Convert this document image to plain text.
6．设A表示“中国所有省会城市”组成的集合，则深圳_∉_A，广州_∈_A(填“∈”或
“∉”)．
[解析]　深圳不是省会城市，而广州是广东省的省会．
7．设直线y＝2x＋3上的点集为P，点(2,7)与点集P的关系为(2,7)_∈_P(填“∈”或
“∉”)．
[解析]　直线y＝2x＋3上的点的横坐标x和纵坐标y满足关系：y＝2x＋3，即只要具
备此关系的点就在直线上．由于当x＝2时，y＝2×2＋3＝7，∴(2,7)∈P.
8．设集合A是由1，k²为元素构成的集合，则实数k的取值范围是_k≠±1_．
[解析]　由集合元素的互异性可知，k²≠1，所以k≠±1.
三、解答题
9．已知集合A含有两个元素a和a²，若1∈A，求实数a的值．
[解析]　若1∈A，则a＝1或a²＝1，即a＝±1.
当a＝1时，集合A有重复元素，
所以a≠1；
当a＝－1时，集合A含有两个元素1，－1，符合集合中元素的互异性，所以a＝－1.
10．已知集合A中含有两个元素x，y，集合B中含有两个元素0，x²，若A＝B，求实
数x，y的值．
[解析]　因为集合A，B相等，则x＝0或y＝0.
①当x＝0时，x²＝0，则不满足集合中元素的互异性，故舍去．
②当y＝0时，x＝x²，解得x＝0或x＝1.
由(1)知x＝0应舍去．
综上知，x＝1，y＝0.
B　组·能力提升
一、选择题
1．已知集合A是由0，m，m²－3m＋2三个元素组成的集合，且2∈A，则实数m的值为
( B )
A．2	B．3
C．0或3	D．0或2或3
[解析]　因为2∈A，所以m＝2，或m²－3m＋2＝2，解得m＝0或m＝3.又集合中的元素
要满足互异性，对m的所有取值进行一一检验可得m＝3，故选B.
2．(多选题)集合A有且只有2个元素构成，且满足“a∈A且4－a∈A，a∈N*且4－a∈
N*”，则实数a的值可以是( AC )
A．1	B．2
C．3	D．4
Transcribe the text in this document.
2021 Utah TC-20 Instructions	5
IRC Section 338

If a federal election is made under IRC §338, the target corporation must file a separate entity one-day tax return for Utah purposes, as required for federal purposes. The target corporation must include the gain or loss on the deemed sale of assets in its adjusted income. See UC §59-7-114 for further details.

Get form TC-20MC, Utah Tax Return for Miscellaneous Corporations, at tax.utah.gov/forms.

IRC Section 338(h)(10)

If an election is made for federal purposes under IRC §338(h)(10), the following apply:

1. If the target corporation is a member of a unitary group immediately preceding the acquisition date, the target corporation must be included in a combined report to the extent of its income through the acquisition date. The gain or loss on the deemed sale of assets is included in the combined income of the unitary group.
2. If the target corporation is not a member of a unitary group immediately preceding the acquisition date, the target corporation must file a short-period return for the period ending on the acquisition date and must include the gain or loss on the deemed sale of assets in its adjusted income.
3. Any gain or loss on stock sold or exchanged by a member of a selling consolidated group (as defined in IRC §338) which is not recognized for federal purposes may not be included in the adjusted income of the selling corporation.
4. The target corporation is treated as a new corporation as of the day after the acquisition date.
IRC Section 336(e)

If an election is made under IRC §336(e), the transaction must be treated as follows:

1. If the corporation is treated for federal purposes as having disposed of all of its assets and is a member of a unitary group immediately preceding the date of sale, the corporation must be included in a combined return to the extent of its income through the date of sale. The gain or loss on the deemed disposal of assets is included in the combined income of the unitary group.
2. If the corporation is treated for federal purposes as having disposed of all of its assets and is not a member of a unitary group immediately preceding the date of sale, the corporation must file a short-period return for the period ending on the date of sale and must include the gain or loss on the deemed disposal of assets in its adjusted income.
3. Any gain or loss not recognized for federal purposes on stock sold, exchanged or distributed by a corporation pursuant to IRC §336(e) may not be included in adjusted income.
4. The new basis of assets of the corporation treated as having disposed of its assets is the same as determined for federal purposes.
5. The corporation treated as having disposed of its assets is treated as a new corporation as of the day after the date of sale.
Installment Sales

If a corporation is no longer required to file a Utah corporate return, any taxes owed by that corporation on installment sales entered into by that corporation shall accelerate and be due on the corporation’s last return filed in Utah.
|---|
PROMPT:
Quote every line of the data, word for word.

OUTPUT BELOW:
Convert this document image to plain text.
6．设A表示“中国所有省会城市”组成的集合，则深圳_∉_A，广州_∈_A(填“∈”或
“∉”)．
[解析]　深圳不是省会城市，而广州是广东省的省会．
7．设直线y＝2x＋3上的点集为P，点(2,7)与点集P的关系为(2,7)_∈_P(填“∈”或
“∉”)．
[解析]　直线y＝2x＋3上的点的横坐标x和纵坐标y满足关系：y＝2x＋3，即只要具
备此关系的点就在直线上．由于当x＝2时，y＝2×2＋3＝7，∴(2,7)∈P.
8．设集合A是由1，k²为元素构成的集合，则实数k的取值范围是_k≠±1_．
[解析]　由集合元素的互异性可知，k²≠1，所以k≠±1.
三、解答题
9．已知集合A含有两个元素a和a²，若1∈A，求实数a的值．
[解析]　若1∈A，则a＝1或a²＝1，即a＝±1.
当a＝1时，集合A有重复元素，
所以a≠1；
当a＝－1时，集合A含有两个元素1，－1，符合集合中元素的互异性，所以a＝－1.
10．已知集合A中含有两个元素x，y，集合B中含有两个元素0，x²，若A＝B，求实
数x，y的值．
[解析]　因为集合A，B相等，则x＝0或y＝0.
①当x＝0时，x²＝0，则不满足集合中元素的互异性，故舍去．
②当y＝0时，x＝x²，解得x＝0或x＝1.
由(1)知x＝0应舍去．
综上知，x＝1，y＝0.
B　组·能力提升
一、选择题
1．已知集合A是由0，m，m²－3m＋2三个元素组成的集合，且2∈A，则实数m的值为
( B )
A．2	B．3
C．0或3	D．0或2或3
[解析]　因为2∈A，所以m＝2，或m²－3m＋2＝2，解得m＝0或m＝3.又集合中的元素
要满足互异性，对m的所有取值进行一一检验可得m＝3，故选B.
2．(多选题)集合A有且只有2个元素构成，且满足“a∈A且4－a∈A，a∈N*且4－a∈
N*”，则实数a的值可以是( AC )
A．1	B．2
C．3	D．4
Transcribe the text in this document.
2021 Utah TC-20 Instructions	5
IRC Section 338

If a federal election is made under IRC §338, the target corporation must file a separate entity one-day tax return for Utah purposes, as required for federal purposes. The target corporation must include the gain or loss on the deemed sale of assets in its adjusted income. See UC §59-7-114 for further details.

Get form TC-20MC, Utah Tax Return for Miscellaneous Corporations, at tax.utah.gov/forms.

IRC Section 338(h)(10)

If an election is made for federal purposes under IRC §338(h)(10), the following apply:

1. If the target corporation is a member of a unitary group immediately preceding the acquisition date, the target corporation must be included in a combined report to the extent of its income through the acquisition date. The gain or loss on the deemed sale of assets is included in the combined income of the unitary group.
2. If the target corporation is not a member of a unitary group immediately preceding the acquisition date, the target corporation must file a short-period return for the period ending on the acquisition date and must include the gain or loss on the deemed sale of assets in its adjusted income.
3. Any gain or loss on stock sold or exchanged by a member of a selling consolidated group (as defined in IRC §338) which is not recognized for federal purposes may not be included in the adjusted income of the selling corporation.
4. The target corporation is treated as a new corporation as of the day after the acquisition date.
IRC Section 336(e)

If an election is made under IRC §336(e), the transaction must be treated as follows:

1. If the corporation is treated for federal purposes as having disposed of all of its assets and is a member of a unitary group immediately preceding the date of sale, the corporation must be included in a combined return to the extent of its income through the date of sale. The gain or loss on the deemed disposal of assets is included in the combined income of the unitary group.
2. If the corporation is treated for federal purposes as having disposed of all of its assets and is not a member of a unitary group immediately preceding the date of sale, the corporation must file a short-period return for the period ending on the date of sale and must include the gain or loss on the deemed disposal of assets in its adjusted income.
3. Any gain or loss not recognized for federal purposes on stock sold, exchanged or distributed by a corporation pursuant to IRC §336(e) may not be included in adjusted income.
4. The new basis of assets of the corporation treated as having disposed of its assets is the same as determined for federal purposes.
5. The corporation treated as having disposed of its assets is treated as a new corporation as of the day after the date of sale.
Installment Sales

If a corporation is no longer required to file a Utah corporate return, any taxes owed by that corporation on installment sales entered into by that corporation shall accelerate and be due on the corporation’s last return filed in Utah.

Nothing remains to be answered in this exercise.